## THE PROBLEM:
Below are some records: retype them all exactly, but not the pictures.

Dataset records
• • • •
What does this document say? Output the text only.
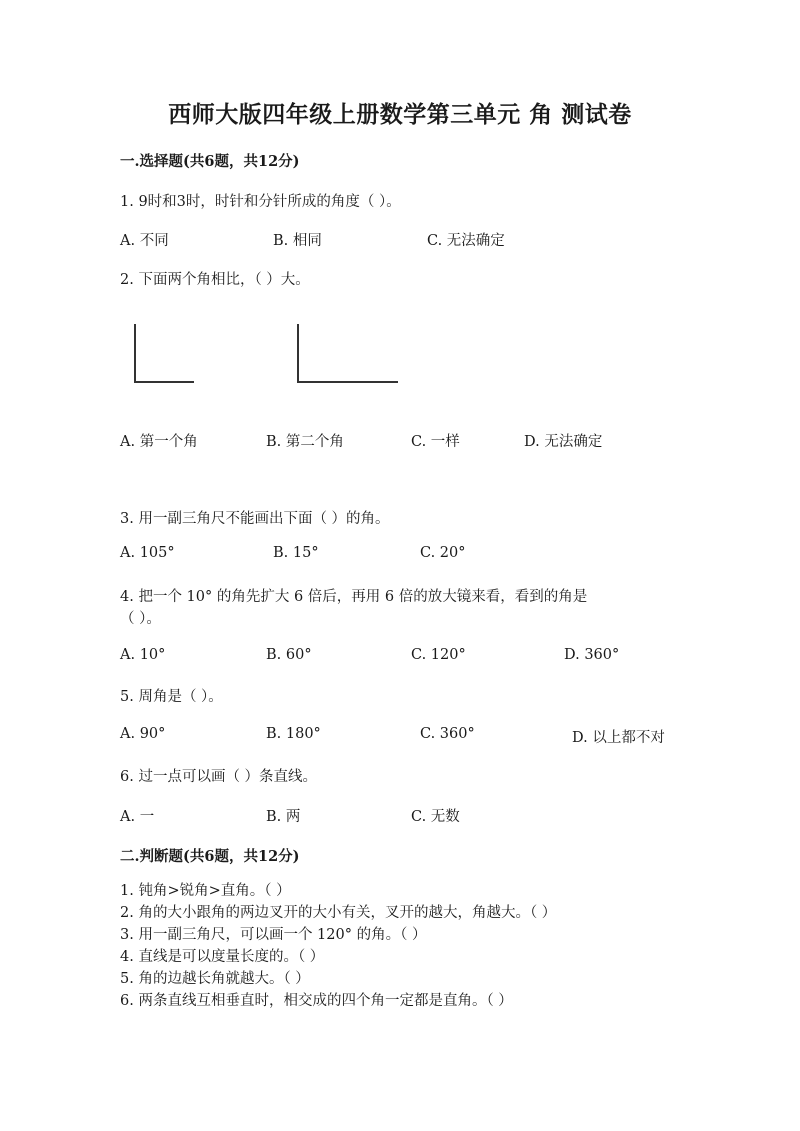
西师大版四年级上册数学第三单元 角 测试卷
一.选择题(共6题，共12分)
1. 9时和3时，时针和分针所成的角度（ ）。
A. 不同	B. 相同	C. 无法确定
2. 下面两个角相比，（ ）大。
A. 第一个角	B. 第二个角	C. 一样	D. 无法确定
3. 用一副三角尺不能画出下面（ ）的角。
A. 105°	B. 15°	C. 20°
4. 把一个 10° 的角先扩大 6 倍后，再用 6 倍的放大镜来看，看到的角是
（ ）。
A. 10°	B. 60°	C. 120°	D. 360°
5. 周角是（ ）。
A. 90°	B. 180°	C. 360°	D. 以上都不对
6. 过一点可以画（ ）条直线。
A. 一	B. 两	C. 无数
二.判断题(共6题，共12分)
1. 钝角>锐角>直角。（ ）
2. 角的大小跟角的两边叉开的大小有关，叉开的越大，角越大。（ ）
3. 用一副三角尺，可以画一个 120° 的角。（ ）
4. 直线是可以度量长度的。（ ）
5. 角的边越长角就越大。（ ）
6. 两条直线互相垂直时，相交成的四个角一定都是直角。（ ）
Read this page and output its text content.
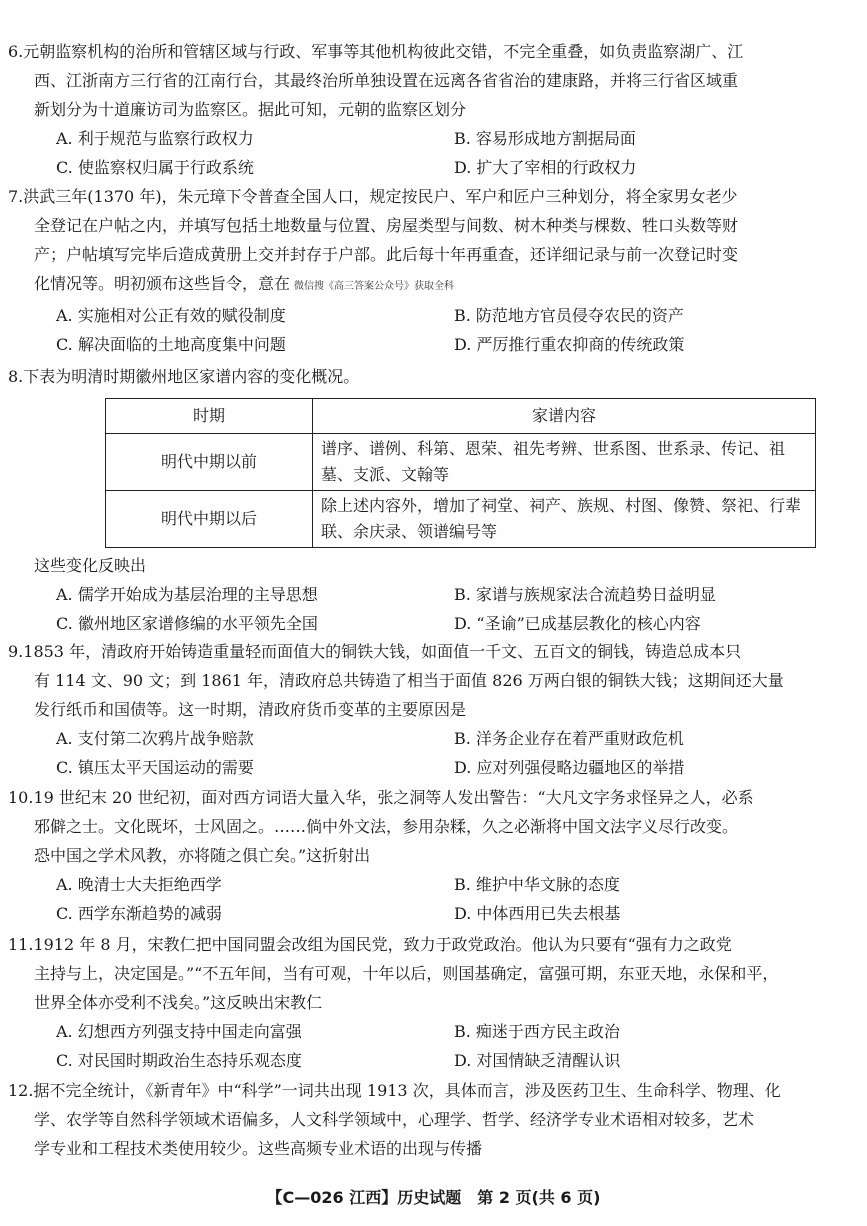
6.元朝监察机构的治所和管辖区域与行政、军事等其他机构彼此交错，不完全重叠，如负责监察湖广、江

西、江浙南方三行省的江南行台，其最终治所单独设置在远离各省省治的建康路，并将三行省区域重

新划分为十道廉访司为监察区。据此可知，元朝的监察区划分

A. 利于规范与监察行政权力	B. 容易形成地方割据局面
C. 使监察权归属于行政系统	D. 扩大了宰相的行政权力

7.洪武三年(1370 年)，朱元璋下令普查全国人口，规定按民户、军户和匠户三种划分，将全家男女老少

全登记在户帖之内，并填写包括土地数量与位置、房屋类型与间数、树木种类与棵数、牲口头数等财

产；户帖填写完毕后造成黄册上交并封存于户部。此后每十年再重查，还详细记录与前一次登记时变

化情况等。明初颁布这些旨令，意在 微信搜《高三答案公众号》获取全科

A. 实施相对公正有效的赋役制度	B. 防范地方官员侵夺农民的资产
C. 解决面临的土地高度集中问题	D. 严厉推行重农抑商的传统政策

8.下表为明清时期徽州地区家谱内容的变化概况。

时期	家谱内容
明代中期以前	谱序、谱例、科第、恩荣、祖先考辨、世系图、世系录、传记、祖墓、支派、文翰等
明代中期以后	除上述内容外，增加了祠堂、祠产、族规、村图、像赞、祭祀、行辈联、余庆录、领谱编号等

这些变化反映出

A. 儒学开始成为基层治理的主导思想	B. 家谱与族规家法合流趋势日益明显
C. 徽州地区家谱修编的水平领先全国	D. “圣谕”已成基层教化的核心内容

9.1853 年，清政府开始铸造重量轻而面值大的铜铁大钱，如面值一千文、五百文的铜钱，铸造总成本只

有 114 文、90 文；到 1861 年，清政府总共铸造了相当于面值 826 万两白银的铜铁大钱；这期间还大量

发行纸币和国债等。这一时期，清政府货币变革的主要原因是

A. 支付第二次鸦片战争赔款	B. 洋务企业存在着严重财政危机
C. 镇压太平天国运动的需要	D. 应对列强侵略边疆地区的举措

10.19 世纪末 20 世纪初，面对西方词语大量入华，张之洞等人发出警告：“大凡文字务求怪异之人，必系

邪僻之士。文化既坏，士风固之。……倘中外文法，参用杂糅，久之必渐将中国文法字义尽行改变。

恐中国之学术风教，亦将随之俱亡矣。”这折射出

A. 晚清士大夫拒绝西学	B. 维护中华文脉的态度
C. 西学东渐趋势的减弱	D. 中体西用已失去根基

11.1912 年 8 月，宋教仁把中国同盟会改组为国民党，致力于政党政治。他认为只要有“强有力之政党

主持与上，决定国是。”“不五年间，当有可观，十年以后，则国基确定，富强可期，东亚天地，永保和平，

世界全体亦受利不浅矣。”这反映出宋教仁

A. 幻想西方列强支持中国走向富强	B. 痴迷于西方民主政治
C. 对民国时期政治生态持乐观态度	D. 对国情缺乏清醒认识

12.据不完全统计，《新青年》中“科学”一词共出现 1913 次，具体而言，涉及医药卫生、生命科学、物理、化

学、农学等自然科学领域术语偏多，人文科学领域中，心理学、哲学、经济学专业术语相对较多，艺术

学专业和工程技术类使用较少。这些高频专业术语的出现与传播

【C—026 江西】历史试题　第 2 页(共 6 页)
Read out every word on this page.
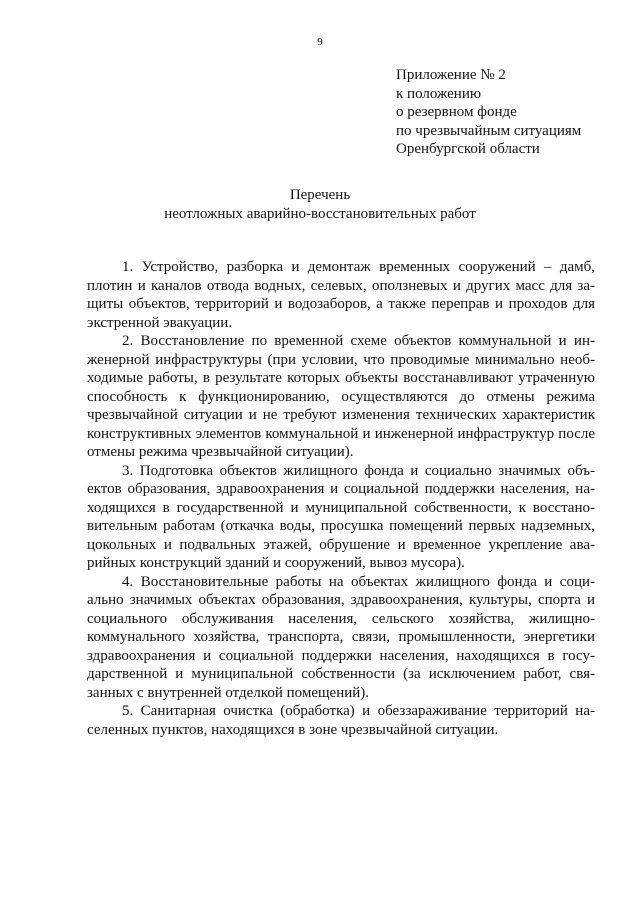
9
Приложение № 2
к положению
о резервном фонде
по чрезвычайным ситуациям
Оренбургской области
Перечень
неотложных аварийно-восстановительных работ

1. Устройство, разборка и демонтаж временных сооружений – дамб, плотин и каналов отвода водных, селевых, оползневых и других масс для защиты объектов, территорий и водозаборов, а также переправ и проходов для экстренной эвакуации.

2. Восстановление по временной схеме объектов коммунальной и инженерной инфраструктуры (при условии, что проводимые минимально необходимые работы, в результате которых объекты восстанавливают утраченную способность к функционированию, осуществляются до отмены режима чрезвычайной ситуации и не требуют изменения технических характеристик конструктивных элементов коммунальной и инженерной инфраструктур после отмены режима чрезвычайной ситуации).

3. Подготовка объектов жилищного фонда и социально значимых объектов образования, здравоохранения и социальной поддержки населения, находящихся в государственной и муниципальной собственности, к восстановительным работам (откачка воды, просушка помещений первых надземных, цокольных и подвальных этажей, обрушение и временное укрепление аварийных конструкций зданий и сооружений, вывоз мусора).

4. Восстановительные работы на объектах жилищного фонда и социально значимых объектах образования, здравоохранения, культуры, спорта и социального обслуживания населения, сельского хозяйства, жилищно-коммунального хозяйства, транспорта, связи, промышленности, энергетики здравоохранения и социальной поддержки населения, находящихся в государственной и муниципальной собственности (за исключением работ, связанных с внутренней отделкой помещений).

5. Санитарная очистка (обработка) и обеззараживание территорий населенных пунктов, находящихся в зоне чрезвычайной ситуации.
• • • •
## ANSWER TO THIS EXERCISE:
What does this document say? Output the text only.
西师大版四年级上册数学第三单元 角 测试卷
一.选择题(共6题，共12分)
1. 9时和3时，时针和分针所成的角度（ ）。
A. 不同	B. 相同	C. 无法确定
2. 下面两个角相比，（ ）大。
A. 第一个角	B. 第二个角	C. 一样	D. 无法确定
3. 用一副三角尺不能画出下面（ ）的角。
A. 105°	B. 15°	C. 20°
4. 把一个 10° 的角先扩大 6 倍后，再用 6 倍的放大镜来看，看到的角是
（ ）。
A. 10°	B. 60°	C. 120°	D. 360°
5. 周角是（ ）。
A. 90°	B. 180°	C. 360°	D. 以上都不对
6. 过一点可以画（ ）条直线。
A. 一	B. 两	C. 无数
二.判断题(共6题，共12分)
1. 钝角>锐角>直角。（ ）
2. 角的大小跟角的两边叉开的大小有关，叉开的越大，角越大。（ ）
3. 用一副三角尺，可以画一个 120° 的角。（ ）
4. 直线是可以度量长度的。（ ）
5. 角的边越长角就越大。（ ）
6. 两条直线互相垂直时，相交成的四个角一定都是直角。（ ）
Read this page and output its text content.
6.元朝监察机构的治所和管辖区域与行政、军事等其他机构彼此交错，不完全重叠，如负责监察湖广、江

西、江浙南方三行省的江南行台，其最终治所单独设置在远离各省省治的建康路，并将三行省区域重

新划分为十道廉访司为监察区。据此可知，元朝的监察区划分

A. 利于规范与监察行政权力	B. 容易形成地方割据局面
C. 使监察权归属于行政系统	D. 扩大了宰相的行政权力

7.洪武三年(1370 年)，朱元璋下令普查全国人口，规定按民户、军户和匠户三种划分，将全家男女老少

全登记在户帖之内，并填写包括土地数量与位置、房屋类型与间数、树木种类与棵数、牲口头数等财

产；户帖填写完毕后造成黄册上交并封存于户部。此后每十年再重查，还详细记录与前一次登记时变

化情况等。明初颁布这些旨令，意在 微信搜《高三答案公众号》获取全科

A. 实施相对公正有效的赋役制度	B. 防范地方官员侵夺农民的资产
C. 解决面临的土地高度集中问题	D. 严厉推行重农抑商的传统政策

8.下表为明清时期徽州地区家谱内容的变化概况。

时期	家谱内容
明代中期以前	谱序、谱例、科第、恩荣、祖先考辨、世系图、世系录、传记、祖墓、支派、文翰等
明代中期以后	除上述内容外，增加了祠堂、祠产、族规、村图、像赞、祭祀、行辈联、余庆录、领谱编号等

这些变化反映出

A. 儒学开始成为基层治理的主导思想	B. 家谱与族规家法合流趋势日益明显
C. 徽州地区家谱修编的水平领先全国	D. “圣谕”已成基层教化的核心内容

9.1853 年，清政府开始铸造重量轻而面值大的铜铁大钱，如面值一千文、五百文的铜钱，铸造总成本只

有 114 文、90 文；到 1861 年，清政府总共铸造了相当于面值 826 万两白银的铜铁大钱；这期间还大量

发行纸币和国债等。这一时期，清政府货币变革的主要原因是

A. 支付第二次鸦片战争赔款	B. 洋务企业存在着严重财政危机
C. 镇压太平天国运动的需要	D. 应对列强侵略边疆地区的举措

10.19 世纪末 20 世纪初，面对西方词语大量入华，张之洞等人发出警告：“大凡文字务求怪异之人，必系

邪僻之士。文化既坏，士风固之。……倘中外文法，参用杂糅，久之必渐将中国文法字义尽行改变。

恐中国之学术风教，亦将随之俱亡矣。”这折射出

A. 晚清士大夫拒绝西学	B. 维护中华文脉的态度
C. 西学东渐趋势的减弱	D. 中体西用已失去根基

11.1912 年 8 月，宋教仁把中国同盟会改组为国民党，致力于政党政治。他认为只要有“强有力之政党

主持与上，决定国是。”“不五年间，当有可观，十年以后，则国基确定，富强可期，东亚天地，永保和平，

世界全体亦受利不浅矣。”这反映出宋教仁

A. 幻想西方列强支持中国走向富强	B. 痴迷于西方民主政治
C. 对民国时期政治生态持乐观态度	D. 对国情缺乏清醒认识

12.据不完全统计，《新青年》中“科学”一词共出现 1913 次，具体而言，涉及医药卫生、生命科学、物理、化

学、农学等自然科学领域术语偏多，人文科学领域中，心理学、哲学、经济学专业术语相对较多，艺术

学专业和工程技术类使用较少。这些高频专业术语的出现与传播

【C—026 江西】历史试题　第 2 页(共 6 页)
Read out every word on this page.
9
Приложение № 2
к положению
о резервном фонде
по чрезвычайным ситуациям
Оренбургской области
Перечень
неотложных аварийно-восстановительных работ

1. Устройство, разборка и демонтаж временных сооружений – дамб, плотин и каналов отвода водных, селевых, оползневых и других масс для защиты объектов, территорий и водозаборов, а также переправ и проходов для экстренной эвакуации.

2. Восстановление по временной схеме объектов коммунальной и инженерной инфраструктуры (при условии, что проводимые минимально необходимые работы, в результате которых объекты восстанавливают утраченную способность к функционированию, осуществляются до отмены режима чрезвычайной ситуации и не требуют изменения технических характеристик конструктивных элементов коммунальной и инженерной инфраструктур после отмены режима чрезвычайной ситуации).

3. Подготовка объектов жилищного фонда и социально значимых объектов образования, здравоохранения и социальной поддержки населения, находящихся в государственной и муниципальной собственности, к восстановительным работам (откачка воды, просушка помещений первых надземных, цокольных и подвальных этажей, обрушение и временное укрепление аварийных конструкций зданий и сооружений, вывоз мусора).

4. Восстановительные работы на объектах жилищного фонда и социально значимых объектах образования, здравоохранения, культуры, спорта и социального обслуживания населения, сельского хозяйства, жилищно-коммунального хозяйства, транспорта, связи, промышленности, энергетики здравоохранения и социальной поддержки населения, находящихся в государственной и муниципальной собственности (за исключением работ, связанных с внутренней отделкой помещений).

5. Санитарная очистка (обработка) и обеззараживание территорий населенных пунктов, находящихся в зоне чрезвычайной ситуации.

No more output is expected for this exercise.